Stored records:
** Start **

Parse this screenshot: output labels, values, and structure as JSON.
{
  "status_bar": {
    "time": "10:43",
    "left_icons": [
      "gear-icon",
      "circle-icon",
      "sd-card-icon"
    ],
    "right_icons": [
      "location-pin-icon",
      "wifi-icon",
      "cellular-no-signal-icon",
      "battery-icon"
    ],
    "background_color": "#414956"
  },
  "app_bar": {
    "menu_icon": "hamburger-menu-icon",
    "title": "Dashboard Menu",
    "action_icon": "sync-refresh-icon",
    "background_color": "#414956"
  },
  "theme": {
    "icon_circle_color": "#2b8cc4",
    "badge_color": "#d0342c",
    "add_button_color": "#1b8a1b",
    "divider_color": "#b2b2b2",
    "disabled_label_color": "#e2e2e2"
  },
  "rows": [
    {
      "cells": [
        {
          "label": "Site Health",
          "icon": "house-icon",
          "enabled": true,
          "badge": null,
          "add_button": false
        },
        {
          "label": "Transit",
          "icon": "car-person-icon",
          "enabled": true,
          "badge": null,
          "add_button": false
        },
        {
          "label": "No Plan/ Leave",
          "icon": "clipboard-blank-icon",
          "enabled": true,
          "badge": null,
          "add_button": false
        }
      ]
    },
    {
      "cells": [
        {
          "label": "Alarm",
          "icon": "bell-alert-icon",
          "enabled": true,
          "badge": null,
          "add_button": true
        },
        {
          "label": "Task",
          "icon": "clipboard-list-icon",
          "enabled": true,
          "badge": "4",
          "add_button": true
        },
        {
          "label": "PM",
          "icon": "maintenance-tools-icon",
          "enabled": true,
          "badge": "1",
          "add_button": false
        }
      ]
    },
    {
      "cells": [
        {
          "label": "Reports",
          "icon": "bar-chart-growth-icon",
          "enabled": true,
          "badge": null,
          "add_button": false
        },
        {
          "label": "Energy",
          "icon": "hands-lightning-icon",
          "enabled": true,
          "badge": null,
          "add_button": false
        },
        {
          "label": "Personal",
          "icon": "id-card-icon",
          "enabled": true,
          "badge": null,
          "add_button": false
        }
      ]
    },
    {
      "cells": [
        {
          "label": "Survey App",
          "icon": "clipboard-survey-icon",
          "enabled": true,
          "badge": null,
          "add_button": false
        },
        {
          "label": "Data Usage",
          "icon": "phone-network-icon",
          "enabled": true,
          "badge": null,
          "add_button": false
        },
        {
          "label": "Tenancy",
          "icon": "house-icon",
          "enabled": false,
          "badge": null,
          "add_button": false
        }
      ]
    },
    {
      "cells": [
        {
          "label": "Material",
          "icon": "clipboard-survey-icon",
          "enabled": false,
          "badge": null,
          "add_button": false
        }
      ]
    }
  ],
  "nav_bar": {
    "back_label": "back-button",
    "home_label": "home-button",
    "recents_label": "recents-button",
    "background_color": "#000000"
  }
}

** End **

(Work to complete): Copy each entry exactly, with nothing added or dropped.

(Response):
Parse this screenshot: output labels, values, and structure as JSON.
{
  "status_bar": {
    "time": "10:43",
    "left_icons": [
      "gear-icon",
      "circle-icon",
      "sd-card-icon"
    ],
    "right_icons": [
      "location-pin-icon",
      "wifi-icon",
      "cellular-no-signal-icon",
      "battery-icon"
    ],
    "background_color": "#414956"
  },
  "app_bar": {
    "menu_icon": "hamburger-menu-icon",
    "title": "Dashboard Menu",
    "action_icon": "sync-refresh-icon",
    "background_color": "#414956"
  },
  "theme": {
    "icon_circle_color": "#2b8cc4",
    "badge_color": "#d0342c",
    "add_button_color": "#1b8a1b",
    "divider_color": "#b2b2b2",
    "disabled_label_color": "#e2e2e2"
  },
  "rows": [
    {
      "cells": [
        {
          "label": "Site Health",
          "icon": "house-icon",
          "enabled": true,
          "badge": null,
          "add_button": false
        },
        {
          "label": "Transit",
          "icon": "car-person-icon",
          "enabled": true,
          "badge": null,
          "add_button": false
        },
        {
          "label": "No Plan/ Leave",
          "icon": "clipboard-blank-icon",
          "enabled": true,
          "badge": null,
          "add_button": false
        }
      ]
    },
    {
      "cells": [
        {
          "label": "Alarm",
          "icon": "bell-alert-icon",
          "enabled": true,
          "badge": null,
          "add_button": true
        },
        {
          "label": "Task",
          "icon": "clipboard-list-icon",
          "enabled": true,
          "badge": "4",
          "add_button": true
        },
        {
          "label": "PM",
          "icon": "maintenance-tools-icon",
          "enabled": true,
          "badge": "1",
          "add_button": false
        }
      ]
    },
    {
      "cells": [
        {
          "label": "Reports",
          "icon": "bar-chart-growth-icon",
          "enabled": true,
          "badge": null,
          "add_button": false
        },
        {
          "label": "Energy",
          "icon": "hands-lightning-icon",
          "enabled": true,
          "badge": null,
          "add_button": false
        },
        {
          "label": "Personal",
          "icon": "id-card-icon",
          "enabled": true,
          "badge": null,
          "add_button": false
        }
      ]
    },
    {
      "cells": [
        {
          "label": "Survey App",
          "icon": "clipboard-survey-icon",
          "enabled": true,
          "badge": null,
          "add_button": false
        },
        {
          "label": "Data Usage",
          "icon": "phone-network-icon",
          "enabled": true,
          "badge": null,
          "add_button": false
        },
        {
          "label": "Tenancy",
          "icon": "house-icon",
          "enabled": false,
          "badge": null,
          "add_button": false
        }
      ]
    },
    {
      "cells": [
        {
          "label": "Material",
          "icon": "clipboard-survey-icon",
          "enabled": false,
          "badge": null,
          "add_button": false
        }
      ]
    }
  ],
  "nav_bar": {
    "back_label": "back-button",
    "home_label": "home-button",
    "recents_label": "recents-button",
    "background_color": "#000000"
  }
}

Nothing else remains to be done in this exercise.